[Rows from a dataset]
———

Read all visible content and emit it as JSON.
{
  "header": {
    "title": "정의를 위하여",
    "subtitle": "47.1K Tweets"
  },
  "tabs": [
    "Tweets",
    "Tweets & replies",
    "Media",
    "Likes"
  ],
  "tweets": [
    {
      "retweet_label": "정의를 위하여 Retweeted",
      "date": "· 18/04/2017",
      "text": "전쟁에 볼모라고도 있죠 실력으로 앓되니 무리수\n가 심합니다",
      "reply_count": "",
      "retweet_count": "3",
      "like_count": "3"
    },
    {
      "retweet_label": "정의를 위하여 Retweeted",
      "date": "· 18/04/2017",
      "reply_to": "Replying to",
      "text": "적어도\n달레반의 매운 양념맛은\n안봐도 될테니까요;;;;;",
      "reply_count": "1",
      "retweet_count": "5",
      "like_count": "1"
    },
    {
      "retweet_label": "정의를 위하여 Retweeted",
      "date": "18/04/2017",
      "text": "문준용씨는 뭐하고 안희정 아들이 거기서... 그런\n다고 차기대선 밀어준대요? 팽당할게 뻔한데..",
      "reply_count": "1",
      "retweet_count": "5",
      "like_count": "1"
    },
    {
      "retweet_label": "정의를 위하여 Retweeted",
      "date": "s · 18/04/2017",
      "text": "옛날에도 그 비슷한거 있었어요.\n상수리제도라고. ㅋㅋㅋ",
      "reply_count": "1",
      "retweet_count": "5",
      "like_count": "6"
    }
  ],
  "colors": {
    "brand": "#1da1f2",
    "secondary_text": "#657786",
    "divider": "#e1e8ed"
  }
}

———

» Directions
For each line of the entries that includes "date", show that line.

» Finished task
      "date": "· 18/04/2017",
      "date": "· 18/04/2017",
      "date": "18/04/2017",
      "date": "s · 18/04/2017",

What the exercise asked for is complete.